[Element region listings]
──────

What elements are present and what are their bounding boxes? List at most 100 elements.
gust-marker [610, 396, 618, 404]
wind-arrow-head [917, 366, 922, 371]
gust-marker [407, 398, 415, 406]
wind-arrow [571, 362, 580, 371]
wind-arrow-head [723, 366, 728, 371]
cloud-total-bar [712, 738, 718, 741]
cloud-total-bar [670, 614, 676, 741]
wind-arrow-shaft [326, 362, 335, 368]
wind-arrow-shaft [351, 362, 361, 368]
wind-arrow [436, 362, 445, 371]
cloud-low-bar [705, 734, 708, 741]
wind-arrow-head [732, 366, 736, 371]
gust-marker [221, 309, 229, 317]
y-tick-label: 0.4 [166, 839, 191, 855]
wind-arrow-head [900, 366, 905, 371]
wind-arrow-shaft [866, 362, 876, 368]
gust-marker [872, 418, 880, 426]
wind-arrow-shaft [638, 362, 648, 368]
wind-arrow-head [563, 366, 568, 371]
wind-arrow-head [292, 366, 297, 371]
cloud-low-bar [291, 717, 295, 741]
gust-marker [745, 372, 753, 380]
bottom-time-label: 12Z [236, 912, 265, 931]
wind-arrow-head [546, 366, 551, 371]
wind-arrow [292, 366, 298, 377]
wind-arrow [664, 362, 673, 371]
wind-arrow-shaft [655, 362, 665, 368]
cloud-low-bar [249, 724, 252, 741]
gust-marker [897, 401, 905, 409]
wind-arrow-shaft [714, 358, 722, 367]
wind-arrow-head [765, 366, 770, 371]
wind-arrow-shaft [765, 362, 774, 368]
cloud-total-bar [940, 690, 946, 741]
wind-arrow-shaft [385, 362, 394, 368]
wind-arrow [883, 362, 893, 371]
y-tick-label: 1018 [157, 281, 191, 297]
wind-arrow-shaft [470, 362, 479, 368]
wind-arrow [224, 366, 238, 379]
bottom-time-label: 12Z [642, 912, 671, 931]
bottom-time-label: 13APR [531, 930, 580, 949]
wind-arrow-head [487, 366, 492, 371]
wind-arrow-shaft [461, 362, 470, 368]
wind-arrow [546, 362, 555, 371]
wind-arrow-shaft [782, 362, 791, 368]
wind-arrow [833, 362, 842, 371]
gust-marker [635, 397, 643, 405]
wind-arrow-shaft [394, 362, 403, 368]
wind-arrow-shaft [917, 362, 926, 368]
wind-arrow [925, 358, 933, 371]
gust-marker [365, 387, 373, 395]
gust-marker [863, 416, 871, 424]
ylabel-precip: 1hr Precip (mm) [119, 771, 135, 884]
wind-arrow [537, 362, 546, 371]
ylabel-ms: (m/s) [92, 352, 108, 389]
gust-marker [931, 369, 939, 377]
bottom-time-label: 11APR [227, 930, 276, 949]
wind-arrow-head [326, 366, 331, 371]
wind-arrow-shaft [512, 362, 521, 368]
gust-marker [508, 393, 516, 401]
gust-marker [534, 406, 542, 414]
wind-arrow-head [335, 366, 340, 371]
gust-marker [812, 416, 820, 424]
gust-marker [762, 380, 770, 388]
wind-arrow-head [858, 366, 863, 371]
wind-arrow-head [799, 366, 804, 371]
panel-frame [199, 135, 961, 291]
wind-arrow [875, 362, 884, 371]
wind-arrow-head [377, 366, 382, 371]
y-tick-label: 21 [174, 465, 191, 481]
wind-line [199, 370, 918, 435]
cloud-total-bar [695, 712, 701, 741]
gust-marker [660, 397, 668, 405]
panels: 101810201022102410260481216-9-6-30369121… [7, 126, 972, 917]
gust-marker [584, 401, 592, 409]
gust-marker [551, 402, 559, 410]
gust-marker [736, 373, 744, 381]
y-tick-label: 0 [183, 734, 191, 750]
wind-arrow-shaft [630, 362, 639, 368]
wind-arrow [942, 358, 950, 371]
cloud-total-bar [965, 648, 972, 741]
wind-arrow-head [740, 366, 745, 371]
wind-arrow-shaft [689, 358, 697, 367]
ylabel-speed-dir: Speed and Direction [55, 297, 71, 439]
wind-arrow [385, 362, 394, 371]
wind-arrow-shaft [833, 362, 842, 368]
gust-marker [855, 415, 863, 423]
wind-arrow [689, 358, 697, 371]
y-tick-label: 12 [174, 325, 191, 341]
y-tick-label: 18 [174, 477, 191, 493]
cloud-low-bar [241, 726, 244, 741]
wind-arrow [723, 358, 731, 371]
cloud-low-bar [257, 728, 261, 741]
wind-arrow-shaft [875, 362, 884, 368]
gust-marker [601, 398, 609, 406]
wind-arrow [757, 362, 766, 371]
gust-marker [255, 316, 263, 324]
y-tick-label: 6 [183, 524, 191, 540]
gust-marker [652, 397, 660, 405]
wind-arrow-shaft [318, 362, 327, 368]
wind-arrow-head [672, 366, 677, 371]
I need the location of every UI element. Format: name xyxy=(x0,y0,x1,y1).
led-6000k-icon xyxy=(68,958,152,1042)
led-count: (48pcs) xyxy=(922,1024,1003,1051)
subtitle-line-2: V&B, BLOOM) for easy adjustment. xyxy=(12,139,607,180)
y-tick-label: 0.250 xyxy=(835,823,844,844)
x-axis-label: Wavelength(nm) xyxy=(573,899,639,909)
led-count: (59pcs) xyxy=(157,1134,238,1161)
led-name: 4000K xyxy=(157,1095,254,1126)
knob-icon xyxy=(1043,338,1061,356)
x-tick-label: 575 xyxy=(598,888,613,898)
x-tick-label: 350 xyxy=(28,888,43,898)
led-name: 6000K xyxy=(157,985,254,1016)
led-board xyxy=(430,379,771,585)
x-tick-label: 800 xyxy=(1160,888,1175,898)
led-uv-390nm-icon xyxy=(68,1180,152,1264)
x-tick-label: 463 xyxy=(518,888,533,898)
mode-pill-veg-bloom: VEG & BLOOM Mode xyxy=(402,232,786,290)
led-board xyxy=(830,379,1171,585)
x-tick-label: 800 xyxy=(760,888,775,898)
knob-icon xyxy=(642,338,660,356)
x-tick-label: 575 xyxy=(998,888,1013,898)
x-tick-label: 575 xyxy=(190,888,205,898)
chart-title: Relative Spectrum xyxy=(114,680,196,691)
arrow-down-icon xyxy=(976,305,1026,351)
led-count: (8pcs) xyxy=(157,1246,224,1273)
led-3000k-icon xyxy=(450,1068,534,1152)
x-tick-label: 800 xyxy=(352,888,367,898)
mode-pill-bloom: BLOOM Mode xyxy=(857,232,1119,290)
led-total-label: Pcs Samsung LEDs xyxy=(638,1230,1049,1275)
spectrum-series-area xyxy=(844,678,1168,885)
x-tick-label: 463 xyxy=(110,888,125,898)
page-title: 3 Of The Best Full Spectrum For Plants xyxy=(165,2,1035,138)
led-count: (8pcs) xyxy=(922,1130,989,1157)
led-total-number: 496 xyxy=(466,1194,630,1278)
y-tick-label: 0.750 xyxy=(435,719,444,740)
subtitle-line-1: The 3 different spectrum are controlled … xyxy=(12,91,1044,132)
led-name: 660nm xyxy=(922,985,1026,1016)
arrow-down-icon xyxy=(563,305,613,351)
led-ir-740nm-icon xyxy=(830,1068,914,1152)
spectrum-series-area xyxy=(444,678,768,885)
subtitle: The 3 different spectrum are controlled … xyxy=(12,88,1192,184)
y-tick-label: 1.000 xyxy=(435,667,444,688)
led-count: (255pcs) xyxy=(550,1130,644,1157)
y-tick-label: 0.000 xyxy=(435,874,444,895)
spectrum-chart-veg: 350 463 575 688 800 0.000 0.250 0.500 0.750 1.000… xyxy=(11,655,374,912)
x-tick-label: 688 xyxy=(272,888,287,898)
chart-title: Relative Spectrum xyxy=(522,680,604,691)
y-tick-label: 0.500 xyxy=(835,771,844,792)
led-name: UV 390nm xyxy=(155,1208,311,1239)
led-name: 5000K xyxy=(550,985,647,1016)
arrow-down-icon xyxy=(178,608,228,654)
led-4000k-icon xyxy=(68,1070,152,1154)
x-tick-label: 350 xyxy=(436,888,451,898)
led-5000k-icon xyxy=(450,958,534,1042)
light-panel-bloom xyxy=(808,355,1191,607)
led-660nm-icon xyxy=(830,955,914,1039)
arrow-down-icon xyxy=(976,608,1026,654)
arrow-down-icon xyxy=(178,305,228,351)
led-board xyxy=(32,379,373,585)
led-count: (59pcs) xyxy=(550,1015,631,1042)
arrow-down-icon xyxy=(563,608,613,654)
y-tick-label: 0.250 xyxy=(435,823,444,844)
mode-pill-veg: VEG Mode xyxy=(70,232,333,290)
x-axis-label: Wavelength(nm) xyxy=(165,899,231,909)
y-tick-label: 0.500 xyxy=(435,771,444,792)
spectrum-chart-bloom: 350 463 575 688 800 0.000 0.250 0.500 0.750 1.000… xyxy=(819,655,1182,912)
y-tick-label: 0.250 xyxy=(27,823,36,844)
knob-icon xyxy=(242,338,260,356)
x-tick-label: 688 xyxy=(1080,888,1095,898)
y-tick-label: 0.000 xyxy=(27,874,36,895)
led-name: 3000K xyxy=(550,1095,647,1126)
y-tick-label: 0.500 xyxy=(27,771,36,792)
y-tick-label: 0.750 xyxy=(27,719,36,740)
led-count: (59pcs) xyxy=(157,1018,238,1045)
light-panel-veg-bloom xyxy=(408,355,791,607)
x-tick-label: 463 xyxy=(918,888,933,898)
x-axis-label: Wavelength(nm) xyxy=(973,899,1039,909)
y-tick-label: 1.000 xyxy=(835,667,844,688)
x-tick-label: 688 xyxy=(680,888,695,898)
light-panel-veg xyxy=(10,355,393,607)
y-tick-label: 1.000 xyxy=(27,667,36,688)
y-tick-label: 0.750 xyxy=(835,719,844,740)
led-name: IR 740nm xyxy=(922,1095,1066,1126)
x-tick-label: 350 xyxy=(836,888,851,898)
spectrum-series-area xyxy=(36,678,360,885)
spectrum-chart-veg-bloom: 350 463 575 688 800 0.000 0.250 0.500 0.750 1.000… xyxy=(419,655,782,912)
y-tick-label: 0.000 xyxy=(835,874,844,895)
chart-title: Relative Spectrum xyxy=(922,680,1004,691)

──────

◆ What to work on: Reproduce verbatim the stretch of the records from the first line through the line containing "bottom-time-label: 12Z [642, 912, 671, 931]", both included.

◆ Expected answer:
What elements are present and what are their bounding boxes? List at most 100 elements.
gust-marker [610, 396, 618, 404]
wind-arrow-head [917, 366, 922, 371]
gust-marker [407, 398, 415, 406]
wind-arrow [571, 362, 580, 371]
wind-arrow-head [723, 366, 728, 371]
cloud-total-bar [712, 738, 718, 741]
cloud-total-bar [670, 614, 676, 741]
wind-arrow-shaft [326, 362, 335, 368]
wind-arrow-shaft [351, 362, 361, 368]
wind-arrow [436, 362, 445, 371]
cloud-low-bar [705, 734, 708, 741]
wind-arrow-head [732, 366, 736, 371]
gust-marker [221, 309, 229, 317]
y-tick-label: 0.4 [166, 839, 191, 855]
wind-arrow-head [900, 366, 905, 371]
wind-arrow-shaft [866, 362, 876, 368]
gust-marker [872, 418, 880, 426]
wind-arrow-shaft [638, 362, 648, 368]
wind-arrow-head [563, 366, 568, 371]
wind-arrow-head [292, 366, 297, 371]
cloud-low-bar [291, 717, 295, 741]
gust-marker [745, 372, 753, 380]
bottom-time-label: 12Z [236, 912, 265, 931]
wind-arrow-head [546, 366, 551, 371]
wind-arrow [292, 366, 298, 377]
wind-arrow [664, 362, 673, 371]
wind-arrow-shaft [655, 362, 665, 368]
cloud-low-bar [249, 724, 252, 741]
gust-marker [897, 401, 905, 409]
wind-arrow-shaft [714, 358, 722, 367]
wind-arrow-head [765, 366, 770, 371]
wind-arrow-shaft [765, 362, 774, 368]
cloud-total-bar [940, 690, 946, 741]
wind-arrow-shaft [385, 362, 394, 368]
wind-arrow [883, 362, 893, 371]
y-tick-label: 1018 [157, 281, 191, 297]
wind-arrow-shaft [470, 362, 479, 368]
wind-arrow [224, 366, 238, 379]
bottom-time-label: 12Z [642, 912, 671, 931]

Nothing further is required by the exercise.